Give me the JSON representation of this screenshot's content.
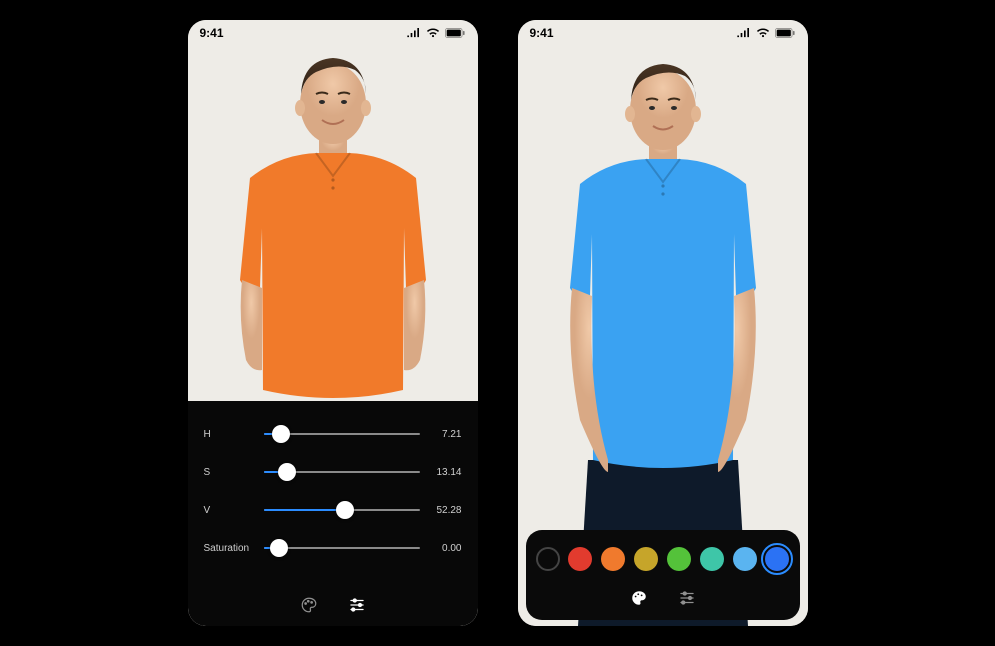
{
  "status": {
    "time": "9:41"
  },
  "left": {
    "shirt_color": "#f17a2a",
    "sliders": [
      {
        "label": "H",
        "value": "7.21",
        "percent": 11
      },
      {
        "label": "S",
        "value": "13.14",
        "percent": 15
      },
      {
        "label": "V",
        "value": "52.28",
        "percent": 52
      },
      {
        "label": "Saturation",
        "value": "0.00",
        "percent": 10
      }
    ],
    "active_tab": "sliders"
  },
  "right": {
    "shirt_color": "#3aa2f2",
    "swatches": [
      {
        "name": "black",
        "color": "#000000",
        "outlined": true,
        "selected": false
      },
      {
        "name": "red",
        "color": "#e23b2e",
        "outlined": false,
        "selected": false
      },
      {
        "name": "orange",
        "color": "#f07a2d",
        "outlined": false,
        "selected": false
      },
      {
        "name": "olive",
        "color": "#c6a52a",
        "outlined": false,
        "selected": false
      },
      {
        "name": "green",
        "color": "#54c23a",
        "outlined": false,
        "selected": false
      },
      {
        "name": "teal",
        "color": "#3ec6a8",
        "outlined": false,
        "selected": false
      },
      {
        "name": "sky",
        "color": "#5ab4f0",
        "outlined": false,
        "selected": false
      },
      {
        "name": "blue",
        "color": "#2b72f4",
        "outlined": false,
        "selected": true
      }
    ],
    "active_tab": "palette"
  }
}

========

● WHAT NEEDS TO BE DONE
Find the lines holding "name" and list every one.

● TASK ANSWER
        "name": "black",
        "name": "red",
        "name": "orange",
        "name": "olive",
        "name": "green",
        "name": "teal",
        "name": "sky",
        "name": "blue",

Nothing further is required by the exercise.